## Stated task
Return everything from the start of the entries below down through the line containing "indicator-legend: BB 상한선", reproducing each line verbatim.

## Records for the task

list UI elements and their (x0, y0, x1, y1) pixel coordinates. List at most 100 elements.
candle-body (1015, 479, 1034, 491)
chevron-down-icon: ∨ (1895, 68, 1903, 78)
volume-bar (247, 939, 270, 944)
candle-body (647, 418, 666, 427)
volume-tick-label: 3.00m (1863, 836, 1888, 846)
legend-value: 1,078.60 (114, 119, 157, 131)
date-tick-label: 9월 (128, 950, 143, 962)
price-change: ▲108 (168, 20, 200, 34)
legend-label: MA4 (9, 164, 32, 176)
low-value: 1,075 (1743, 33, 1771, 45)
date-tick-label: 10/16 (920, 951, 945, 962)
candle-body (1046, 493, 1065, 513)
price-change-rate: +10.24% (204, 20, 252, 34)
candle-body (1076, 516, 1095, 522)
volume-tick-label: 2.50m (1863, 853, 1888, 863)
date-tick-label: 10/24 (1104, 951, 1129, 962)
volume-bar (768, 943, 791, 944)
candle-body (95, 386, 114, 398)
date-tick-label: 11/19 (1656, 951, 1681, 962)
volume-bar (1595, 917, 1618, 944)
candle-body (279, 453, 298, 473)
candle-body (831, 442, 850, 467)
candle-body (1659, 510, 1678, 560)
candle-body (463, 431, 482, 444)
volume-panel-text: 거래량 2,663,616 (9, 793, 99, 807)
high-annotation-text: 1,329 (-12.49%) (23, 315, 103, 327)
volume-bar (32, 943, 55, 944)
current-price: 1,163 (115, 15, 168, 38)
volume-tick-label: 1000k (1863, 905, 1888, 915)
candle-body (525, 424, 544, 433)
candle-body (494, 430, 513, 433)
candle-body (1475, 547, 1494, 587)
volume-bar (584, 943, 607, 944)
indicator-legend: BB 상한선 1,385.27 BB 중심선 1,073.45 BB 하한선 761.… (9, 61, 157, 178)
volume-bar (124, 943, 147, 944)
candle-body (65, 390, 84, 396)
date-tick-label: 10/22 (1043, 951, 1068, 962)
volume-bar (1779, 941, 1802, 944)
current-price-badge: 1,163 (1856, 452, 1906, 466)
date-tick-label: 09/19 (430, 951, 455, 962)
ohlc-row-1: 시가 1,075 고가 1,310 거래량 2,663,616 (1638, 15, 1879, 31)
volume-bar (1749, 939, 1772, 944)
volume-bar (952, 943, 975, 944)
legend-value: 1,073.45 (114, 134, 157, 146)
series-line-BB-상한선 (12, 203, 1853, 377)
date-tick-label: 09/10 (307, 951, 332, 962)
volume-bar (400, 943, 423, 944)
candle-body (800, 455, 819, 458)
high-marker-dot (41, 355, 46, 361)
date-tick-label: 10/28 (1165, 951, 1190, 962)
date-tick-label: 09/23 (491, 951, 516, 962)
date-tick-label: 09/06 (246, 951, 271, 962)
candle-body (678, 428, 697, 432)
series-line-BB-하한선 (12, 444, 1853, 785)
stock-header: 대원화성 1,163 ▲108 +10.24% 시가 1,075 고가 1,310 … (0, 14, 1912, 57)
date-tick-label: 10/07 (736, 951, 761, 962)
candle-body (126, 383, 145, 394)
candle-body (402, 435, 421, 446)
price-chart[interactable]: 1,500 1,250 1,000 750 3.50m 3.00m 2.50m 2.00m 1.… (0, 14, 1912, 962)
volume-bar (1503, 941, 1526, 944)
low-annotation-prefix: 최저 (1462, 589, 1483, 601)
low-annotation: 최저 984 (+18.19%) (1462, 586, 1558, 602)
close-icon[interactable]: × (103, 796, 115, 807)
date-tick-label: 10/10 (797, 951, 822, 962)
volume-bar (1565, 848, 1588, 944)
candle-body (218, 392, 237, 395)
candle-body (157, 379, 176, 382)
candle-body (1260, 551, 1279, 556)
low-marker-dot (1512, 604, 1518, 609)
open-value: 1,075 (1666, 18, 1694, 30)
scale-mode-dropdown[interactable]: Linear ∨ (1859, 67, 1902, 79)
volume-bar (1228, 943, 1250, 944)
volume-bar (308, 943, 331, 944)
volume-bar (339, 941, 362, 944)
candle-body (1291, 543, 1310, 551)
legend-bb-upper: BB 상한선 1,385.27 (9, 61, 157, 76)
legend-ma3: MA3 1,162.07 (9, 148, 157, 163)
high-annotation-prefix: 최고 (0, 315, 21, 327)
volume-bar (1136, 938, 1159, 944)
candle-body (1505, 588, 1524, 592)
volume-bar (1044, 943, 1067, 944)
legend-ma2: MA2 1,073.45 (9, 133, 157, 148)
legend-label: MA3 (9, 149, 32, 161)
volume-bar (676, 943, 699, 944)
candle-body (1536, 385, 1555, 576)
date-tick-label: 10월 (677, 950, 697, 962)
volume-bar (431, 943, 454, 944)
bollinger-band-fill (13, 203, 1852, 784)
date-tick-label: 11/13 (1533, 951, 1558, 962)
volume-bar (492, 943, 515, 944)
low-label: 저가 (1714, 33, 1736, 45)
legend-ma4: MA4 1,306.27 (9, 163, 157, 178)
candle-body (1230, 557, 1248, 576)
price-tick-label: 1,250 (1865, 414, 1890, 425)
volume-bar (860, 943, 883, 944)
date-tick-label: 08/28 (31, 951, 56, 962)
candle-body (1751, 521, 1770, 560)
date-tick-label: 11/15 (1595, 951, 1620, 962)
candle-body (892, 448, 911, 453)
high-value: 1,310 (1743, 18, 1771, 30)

## Exercise response
list UI elements and their (x0, y0, x1, y1) pixel coordinates. List at most 100 elements.
candle-body (1015, 479, 1034, 491)
chevron-down-icon: ∨ (1895, 68, 1903, 78)
volume-bar (247, 939, 270, 944)
candle-body (647, 418, 666, 427)
volume-tick-label: 3.00m (1863, 836, 1888, 846)
legend-value: 1,078.60 (114, 119, 157, 131)
date-tick-label: 9월 (128, 950, 143, 962)
price-change: ▲108 (168, 20, 200, 34)
legend-label: MA4 (9, 164, 32, 176)
low-value: 1,075 (1743, 33, 1771, 45)
date-tick-label: 10/16 (920, 951, 945, 962)
candle-body (1046, 493, 1065, 513)
price-change-rate: +10.24% (204, 20, 252, 34)
candle-body (1076, 516, 1095, 522)
volume-tick-label: 2.50m (1863, 853, 1888, 863)
date-tick-label: 10/24 (1104, 951, 1129, 962)
volume-bar (768, 943, 791, 944)
candle-body (95, 386, 114, 398)
date-tick-label: 11/19 (1656, 951, 1681, 962)
volume-bar (1595, 917, 1618, 944)
candle-body (279, 453, 298, 473)
candle-body (831, 442, 850, 467)
candle-body (1659, 510, 1678, 560)
candle-body (463, 431, 482, 444)
volume-panel-text: 거래량 2,663,616 (9, 793, 99, 807)
high-annotation-text: 1,329 (-12.49%) (23, 315, 103, 327)
volume-bar (32, 943, 55, 944)
current-price: 1,163 (115, 15, 168, 38)
volume-tick-label: 1000k (1863, 905, 1888, 915)
candle-body (525, 424, 544, 433)
candle-body (494, 430, 513, 433)
candle-body (1475, 547, 1494, 587)
volume-bar (584, 943, 607, 944)
indicator-legend: BB 상한선 1,385.27 BB 중심선 1,073.45 BB 하한선 761.… (9, 61, 157, 178)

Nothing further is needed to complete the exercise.